= Objective =
In the rows below, rename every "comparison-bar" to "versus-bar" and leave everything else as it is.

= Listed records =
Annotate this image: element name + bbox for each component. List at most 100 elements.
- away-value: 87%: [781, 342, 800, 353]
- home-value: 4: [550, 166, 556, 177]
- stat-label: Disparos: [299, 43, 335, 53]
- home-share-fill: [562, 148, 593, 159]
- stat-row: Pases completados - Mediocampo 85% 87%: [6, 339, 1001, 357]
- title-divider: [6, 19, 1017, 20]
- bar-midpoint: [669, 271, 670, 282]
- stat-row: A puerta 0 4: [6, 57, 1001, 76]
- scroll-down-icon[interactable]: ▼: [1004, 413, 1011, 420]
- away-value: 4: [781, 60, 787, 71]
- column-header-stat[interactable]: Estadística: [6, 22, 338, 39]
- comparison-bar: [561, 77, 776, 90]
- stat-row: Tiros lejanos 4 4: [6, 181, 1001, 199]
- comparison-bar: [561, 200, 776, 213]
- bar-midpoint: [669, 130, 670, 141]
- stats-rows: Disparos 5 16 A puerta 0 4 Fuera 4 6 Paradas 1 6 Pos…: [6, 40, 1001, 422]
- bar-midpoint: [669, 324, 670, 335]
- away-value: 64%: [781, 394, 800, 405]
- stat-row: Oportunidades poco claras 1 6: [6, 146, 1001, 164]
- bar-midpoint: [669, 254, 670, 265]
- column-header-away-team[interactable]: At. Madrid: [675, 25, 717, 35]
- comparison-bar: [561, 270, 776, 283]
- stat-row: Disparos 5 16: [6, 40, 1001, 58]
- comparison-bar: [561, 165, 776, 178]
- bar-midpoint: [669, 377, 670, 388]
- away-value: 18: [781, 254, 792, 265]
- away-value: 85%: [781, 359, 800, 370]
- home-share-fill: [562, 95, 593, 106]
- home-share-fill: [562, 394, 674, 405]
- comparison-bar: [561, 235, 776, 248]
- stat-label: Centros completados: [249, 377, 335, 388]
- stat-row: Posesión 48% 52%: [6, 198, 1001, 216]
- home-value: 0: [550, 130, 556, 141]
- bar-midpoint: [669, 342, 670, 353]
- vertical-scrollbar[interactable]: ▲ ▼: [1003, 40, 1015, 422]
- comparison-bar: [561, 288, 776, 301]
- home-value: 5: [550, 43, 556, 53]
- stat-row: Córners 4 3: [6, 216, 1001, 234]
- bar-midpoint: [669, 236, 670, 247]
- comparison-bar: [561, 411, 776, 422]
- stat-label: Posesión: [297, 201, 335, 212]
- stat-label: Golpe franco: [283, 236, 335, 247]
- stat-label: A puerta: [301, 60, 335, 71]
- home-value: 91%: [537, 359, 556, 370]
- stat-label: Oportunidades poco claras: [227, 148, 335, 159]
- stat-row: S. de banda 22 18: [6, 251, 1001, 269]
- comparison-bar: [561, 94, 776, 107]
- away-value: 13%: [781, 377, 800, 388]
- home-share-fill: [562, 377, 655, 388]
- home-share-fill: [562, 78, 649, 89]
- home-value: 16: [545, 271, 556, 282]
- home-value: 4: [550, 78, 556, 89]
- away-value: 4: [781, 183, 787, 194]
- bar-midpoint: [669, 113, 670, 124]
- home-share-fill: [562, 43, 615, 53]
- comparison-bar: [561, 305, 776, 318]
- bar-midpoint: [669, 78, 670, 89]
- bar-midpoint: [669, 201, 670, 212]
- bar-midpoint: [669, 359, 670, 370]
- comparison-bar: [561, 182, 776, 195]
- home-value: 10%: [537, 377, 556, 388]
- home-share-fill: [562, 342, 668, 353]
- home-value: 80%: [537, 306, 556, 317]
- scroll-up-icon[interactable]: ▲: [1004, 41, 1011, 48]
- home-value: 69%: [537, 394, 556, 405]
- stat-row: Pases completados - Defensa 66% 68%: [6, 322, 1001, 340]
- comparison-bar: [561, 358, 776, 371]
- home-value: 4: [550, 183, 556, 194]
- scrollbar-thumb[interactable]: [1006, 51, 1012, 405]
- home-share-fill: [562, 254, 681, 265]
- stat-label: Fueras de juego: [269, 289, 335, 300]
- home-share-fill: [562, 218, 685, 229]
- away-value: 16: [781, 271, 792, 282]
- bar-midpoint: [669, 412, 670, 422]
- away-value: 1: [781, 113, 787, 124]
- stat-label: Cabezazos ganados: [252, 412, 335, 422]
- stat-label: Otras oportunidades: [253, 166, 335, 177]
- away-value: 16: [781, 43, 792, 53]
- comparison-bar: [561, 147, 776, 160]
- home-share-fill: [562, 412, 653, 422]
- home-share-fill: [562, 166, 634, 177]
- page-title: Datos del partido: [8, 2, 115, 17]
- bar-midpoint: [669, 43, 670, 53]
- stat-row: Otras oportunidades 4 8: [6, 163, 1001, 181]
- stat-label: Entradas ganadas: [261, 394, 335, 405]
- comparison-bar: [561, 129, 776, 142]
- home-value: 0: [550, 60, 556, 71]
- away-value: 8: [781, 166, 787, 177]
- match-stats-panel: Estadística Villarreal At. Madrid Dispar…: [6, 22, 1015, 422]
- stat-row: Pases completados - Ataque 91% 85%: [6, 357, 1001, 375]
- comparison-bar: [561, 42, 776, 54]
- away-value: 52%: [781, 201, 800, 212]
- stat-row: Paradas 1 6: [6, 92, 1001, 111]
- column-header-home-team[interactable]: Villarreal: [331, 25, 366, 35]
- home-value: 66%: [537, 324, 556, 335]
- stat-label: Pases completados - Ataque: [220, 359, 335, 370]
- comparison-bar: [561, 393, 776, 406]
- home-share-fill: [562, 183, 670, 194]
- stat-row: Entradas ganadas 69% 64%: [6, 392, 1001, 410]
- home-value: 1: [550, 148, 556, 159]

= Result =
Annotate this image: element name + bbox for each component. List at most 100 elements.
- away-value: 87%: [781, 342, 800, 353]
- home-value: 4: [550, 166, 556, 177]
- stat-label: Disparos: [299, 43, 335, 53]
- home-share-fill: [562, 148, 593, 159]
- stat-row: Pases completados - Mediocampo 85% 87%: [6, 339, 1001, 357]
- title-divider: [6, 19, 1017, 20]
- bar-midpoint: [669, 271, 670, 282]
- stat-row: A puerta 0 4: [6, 57, 1001, 76]
- scroll-down-icon[interactable]: ▼: [1004, 413, 1011, 420]
- away-value: 4: [781, 60, 787, 71]
- column-header-stat[interactable]: Estadística: [6, 22, 338, 39]
- versus-bar: [561, 77, 776, 90]
- stat-row: Tiros lejanos 4 4: [6, 181, 1001, 199]
- versus-bar: [561, 200, 776, 213]
- bar-midpoint: [669, 130, 670, 141]
- stats-rows: Disparos 5 16 A puerta 0 4 Fuera 4 6 Paradas 1 6 Pos…: [6, 40, 1001, 422]
- bar-midpoint: [669, 324, 670, 335]
- away-value: 64%: [781, 394, 800, 405]
- stat-row: Oportunidades poco claras 1 6: [6, 146, 1001, 164]
- bar-midpoint: [669, 254, 670, 265]
- column-header-away-team[interactable]: At. Madrid: [675, 25, 717, 35]
- versus-bar: [561, 270, 776, 283]
- stat-row: Disparos 5 16: [6, 40, 1001, 58]
- versus-bar: [561, 165, 776, 178]
- bar-midpoint: [669, 377, 670, 388]
- away-value: 18: [781, 254, 792, 265]
- away-value: 85%: [781, 359, 800, 370]
- home-share-fill: [562, 95, 593, 106]
- home-share-fill: [562, 394, 674, 405]
- versus-bar: [561, 235, 776, 248]
- stat-label: Centros completados: [249, 377, 335, 388]
- stat-row: Posesión 48% 52%: [6, 198, 1001, 216]
- home-value: 0: [550, 130, 556, 141]
- bar-midpoint: [669, 342, 670, 353]
- vertical-scrollbar[interactable]: ▲ ▼: [1003, 40, 1015, 422]
- versus-bar: [561, 288, 776, 301]
- home-value: 5: [550, 43, 556, 53]
- stat-row: Córners 4 3: [6, 216, 1001, 234]
- bar-midpoint: [669, 236, 670, 247]
- versus-bar: [561, 411, 776, 422]
- stat-label: Posesión: [297, 201, 335, 212]
- stat-label: Golpe franco: [283, 236, 335, 247]
- stat-label: A puerta: [301, 60, 335, 71]
- home-value: 91%: [537, 359, 556, 370]
- stat-label: Oportunidades poco claras: [227, 148, 335, 159]
- stat-row: S. de banda 22 18: [6, 251, 1001, 269]
- versus-bar: [561, 94, 776, 107]
- away-value: 13%: [781, 377, 800, 388]
- home-share-fill: [562, 377, 655, 388]
- home-share-fill: [562, 78, 649, 89]
- home-value: 16: [545, 271, 556, 282]
- home-value: 4: [550, 78, 556, 89]
- away-value: 4: [781, 183, 787, 194]
- bar-midpoint: [669, 113, 670, 124]
- home-share-fill: [562, 43, 615, 53]
- versus-bar: [561, 305, 776, 318]
- bar-midpoint: [669, 78, 670, 89]
- bar-midpoint: [669, 201, 670, 212]
- bar-midpoint: [669, 359, 670, 370]
- versus-bar: [561, 182, 776, 195]
- home-value: 10%: [537, 377, 556, 388]
- home-share-fill: [562, 342, 668, 353]
- home-value: 80%: [537, 306, 556, 317]
- scroll-up-icon[interactable]: ▲: [1004, 41, 1011, 48]
- home-value: 69%: [537, 394, 556, 405]
- stat-row: Pases completados - Defensa 66% 68%: [6, 322, 1001, 340]
- versus-bar: [561, 358, 776, 371]
- home-value: 4: [550, 183, 556, 194]
- scrollbar-thumb[interactable]: [1006, 51, 1012, 405]
- home-share-fill: [562, 254, 681, 265]
- stat-label: Fueras de juego: [269, 289, 335, 300]
- home-share-fill: [562, 218, 685, 229]
- away-value: 16: [781, 271, 792, 282]
- bar-midpoint: [669, 412, 670, 422]
- away-value: 1: [781, 113, 787, 124]
- stat-label: Cabezazos ganados: [252, 412, 335, 422]
- stat-label: Otras oportunidades: [253, 166, 335, 177]
- away-value: 16: [781, 43, 792, 53]
- versus-bar: [561, 147, 776, 160]
- home-share-fill: [562, 412, 653, 422]
- home-share-fill: [562, 166, 634, 177]
- page-title: Datos del partido: [8, 2, 115, 17]
- bar-midpoint: [669, 43, 670, 53]
- stat-row: Otras oportunidades 4 8: [6, 163, 1001, 181]
- stat-label: Entradas ganadas: [261, 394, 335, 405]
- versus-bar: [561, 129, 776, 142]
- home-value: 0: [550, 60, 556, 71]
- away-value: 8: [781, 166, 787, 177]
- match-stats-panel: Estadística Villarreal At. Madrid Dispar…: [6, 22, 1015, 422]
- stat-row: Pases completados - Ataque 91% 85%: [6, 357, 1001, 375]
- versus-bar: [561, 42, 776, 54]
- away-value: 52%: [781, 201, 800, 212]
- stat-row: Paradas 1 6: [6, 92, 1001, 111]
- column-header-home-team[interactable]: Villarreal: [331, 25, 366, 35]
- home-value: 66%: [537, 324, 556, 335]
- stat-label: Pases completados - Ataque: [220, 359, 335, 370]
- versus-bar: [561, 393, 776, 406]
- home-share-fill: [562, 183, 670, 194]
- stat-row: Entradas ganadas 69% 64%: [6, 392, 1001, 410]
- home-value: 1: [550, 148, 556, 159]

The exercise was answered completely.